Data excerpts:
>> BEGIN
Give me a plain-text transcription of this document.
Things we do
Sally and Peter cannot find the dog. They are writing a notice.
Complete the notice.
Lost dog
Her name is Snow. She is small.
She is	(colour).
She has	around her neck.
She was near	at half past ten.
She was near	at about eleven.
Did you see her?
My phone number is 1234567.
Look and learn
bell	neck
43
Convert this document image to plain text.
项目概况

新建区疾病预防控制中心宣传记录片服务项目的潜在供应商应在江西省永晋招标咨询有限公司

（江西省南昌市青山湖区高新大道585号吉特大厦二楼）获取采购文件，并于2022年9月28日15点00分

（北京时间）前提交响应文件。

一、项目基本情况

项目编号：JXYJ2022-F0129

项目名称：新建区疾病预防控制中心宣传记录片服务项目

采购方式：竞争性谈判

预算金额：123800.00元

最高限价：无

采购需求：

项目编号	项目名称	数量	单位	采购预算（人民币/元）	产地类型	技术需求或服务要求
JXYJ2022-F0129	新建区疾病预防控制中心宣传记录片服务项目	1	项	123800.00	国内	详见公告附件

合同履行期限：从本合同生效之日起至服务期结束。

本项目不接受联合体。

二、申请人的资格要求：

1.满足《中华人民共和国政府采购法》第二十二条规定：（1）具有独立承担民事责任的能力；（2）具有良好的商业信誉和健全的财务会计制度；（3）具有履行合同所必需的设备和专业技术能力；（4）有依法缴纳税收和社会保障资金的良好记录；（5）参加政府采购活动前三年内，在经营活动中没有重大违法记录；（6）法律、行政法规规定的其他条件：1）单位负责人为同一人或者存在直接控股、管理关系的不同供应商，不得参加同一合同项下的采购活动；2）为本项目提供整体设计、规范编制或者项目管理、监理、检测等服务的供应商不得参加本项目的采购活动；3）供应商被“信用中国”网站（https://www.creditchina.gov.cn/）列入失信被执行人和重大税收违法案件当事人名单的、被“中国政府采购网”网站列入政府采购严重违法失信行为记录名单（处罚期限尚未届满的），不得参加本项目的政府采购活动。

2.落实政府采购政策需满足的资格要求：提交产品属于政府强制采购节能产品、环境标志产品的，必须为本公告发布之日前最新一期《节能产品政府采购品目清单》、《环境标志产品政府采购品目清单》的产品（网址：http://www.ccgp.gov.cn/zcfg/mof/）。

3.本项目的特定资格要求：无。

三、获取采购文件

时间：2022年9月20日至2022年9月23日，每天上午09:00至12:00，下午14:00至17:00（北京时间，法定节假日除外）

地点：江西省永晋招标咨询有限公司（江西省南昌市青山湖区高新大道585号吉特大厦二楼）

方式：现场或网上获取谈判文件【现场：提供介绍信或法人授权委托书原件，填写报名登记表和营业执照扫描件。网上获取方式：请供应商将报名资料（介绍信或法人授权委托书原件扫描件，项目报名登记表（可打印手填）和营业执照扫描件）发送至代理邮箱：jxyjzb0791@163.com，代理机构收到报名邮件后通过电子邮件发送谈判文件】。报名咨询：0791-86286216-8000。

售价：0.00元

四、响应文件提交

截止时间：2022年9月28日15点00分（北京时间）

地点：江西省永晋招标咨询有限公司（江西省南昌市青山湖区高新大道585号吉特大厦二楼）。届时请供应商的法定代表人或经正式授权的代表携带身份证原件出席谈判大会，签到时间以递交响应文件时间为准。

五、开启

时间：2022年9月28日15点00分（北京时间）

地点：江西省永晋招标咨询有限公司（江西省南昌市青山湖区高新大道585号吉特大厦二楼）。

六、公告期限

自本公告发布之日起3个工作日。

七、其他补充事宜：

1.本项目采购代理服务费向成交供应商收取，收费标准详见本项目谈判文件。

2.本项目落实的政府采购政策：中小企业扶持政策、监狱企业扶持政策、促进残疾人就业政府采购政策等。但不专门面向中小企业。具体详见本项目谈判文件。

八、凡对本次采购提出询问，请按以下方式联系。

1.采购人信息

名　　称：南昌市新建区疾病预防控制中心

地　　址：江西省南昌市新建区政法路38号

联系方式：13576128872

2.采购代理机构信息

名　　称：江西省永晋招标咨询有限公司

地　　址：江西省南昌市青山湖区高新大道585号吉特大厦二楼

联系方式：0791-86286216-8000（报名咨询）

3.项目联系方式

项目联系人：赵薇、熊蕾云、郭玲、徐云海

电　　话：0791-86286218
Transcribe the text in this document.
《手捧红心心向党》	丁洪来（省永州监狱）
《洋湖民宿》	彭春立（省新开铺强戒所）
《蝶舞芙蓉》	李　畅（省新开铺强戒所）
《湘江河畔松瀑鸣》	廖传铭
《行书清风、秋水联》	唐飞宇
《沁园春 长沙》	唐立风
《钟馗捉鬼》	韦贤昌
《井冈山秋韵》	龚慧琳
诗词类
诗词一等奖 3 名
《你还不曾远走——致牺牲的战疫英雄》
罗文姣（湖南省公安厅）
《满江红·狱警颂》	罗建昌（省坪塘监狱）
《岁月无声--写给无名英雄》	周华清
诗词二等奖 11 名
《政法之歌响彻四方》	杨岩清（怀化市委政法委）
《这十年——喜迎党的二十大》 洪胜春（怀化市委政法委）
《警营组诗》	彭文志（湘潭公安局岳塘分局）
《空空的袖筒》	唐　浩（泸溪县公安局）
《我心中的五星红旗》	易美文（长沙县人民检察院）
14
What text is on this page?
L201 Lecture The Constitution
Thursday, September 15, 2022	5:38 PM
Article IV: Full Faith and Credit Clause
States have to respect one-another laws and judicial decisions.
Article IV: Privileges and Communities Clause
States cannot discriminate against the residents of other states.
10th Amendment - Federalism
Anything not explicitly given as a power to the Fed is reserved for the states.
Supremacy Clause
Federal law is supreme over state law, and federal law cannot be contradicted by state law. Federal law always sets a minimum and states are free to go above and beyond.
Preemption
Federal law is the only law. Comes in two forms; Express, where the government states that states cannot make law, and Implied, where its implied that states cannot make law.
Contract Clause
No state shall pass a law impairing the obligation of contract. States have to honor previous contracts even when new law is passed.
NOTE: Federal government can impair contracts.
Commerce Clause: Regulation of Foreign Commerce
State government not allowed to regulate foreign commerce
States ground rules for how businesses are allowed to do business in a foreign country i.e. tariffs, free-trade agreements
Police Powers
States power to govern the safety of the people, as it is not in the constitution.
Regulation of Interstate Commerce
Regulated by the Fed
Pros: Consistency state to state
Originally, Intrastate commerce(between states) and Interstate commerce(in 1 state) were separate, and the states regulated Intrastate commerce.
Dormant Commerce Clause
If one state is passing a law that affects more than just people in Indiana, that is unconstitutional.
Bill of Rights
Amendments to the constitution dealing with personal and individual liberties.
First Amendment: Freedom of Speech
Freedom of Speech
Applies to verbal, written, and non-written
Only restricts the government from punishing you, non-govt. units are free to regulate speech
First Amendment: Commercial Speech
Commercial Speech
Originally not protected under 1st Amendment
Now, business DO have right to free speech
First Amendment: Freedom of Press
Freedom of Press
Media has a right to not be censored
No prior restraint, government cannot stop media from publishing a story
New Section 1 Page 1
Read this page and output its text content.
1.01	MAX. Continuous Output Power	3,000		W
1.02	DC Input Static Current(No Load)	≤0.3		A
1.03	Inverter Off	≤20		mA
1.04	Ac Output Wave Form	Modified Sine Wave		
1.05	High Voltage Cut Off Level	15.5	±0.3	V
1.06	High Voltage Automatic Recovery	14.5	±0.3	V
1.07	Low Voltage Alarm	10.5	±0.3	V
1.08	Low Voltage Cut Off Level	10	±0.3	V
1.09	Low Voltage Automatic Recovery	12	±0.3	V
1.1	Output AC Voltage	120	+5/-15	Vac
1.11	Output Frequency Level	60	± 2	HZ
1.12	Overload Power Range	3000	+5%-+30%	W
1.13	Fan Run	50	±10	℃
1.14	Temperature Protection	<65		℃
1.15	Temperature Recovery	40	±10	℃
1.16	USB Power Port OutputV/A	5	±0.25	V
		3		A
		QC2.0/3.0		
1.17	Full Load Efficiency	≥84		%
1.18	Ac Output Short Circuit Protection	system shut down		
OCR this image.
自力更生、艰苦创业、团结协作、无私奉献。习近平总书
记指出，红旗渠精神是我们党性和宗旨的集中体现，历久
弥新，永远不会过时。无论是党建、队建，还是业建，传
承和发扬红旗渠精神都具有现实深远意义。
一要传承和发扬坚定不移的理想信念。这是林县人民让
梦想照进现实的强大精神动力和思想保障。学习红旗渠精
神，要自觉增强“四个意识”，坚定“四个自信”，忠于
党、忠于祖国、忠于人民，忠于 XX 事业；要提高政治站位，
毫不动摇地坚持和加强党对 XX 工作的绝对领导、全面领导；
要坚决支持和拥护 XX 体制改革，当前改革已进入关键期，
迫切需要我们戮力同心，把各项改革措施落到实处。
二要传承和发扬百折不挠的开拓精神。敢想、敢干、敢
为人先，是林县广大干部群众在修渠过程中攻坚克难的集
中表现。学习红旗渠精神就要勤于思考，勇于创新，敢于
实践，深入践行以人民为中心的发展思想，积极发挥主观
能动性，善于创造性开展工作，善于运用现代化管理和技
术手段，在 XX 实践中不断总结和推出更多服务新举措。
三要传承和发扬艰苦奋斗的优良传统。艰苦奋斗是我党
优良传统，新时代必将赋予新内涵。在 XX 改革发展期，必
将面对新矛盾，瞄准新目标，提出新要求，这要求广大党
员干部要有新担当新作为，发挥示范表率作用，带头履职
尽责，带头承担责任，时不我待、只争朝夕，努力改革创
>> END
Above are the records. Copy every line in them holding "document".

Give me a plain-text transcription of this document.
Convert this document image to plain text.
Transcribe the text in this document.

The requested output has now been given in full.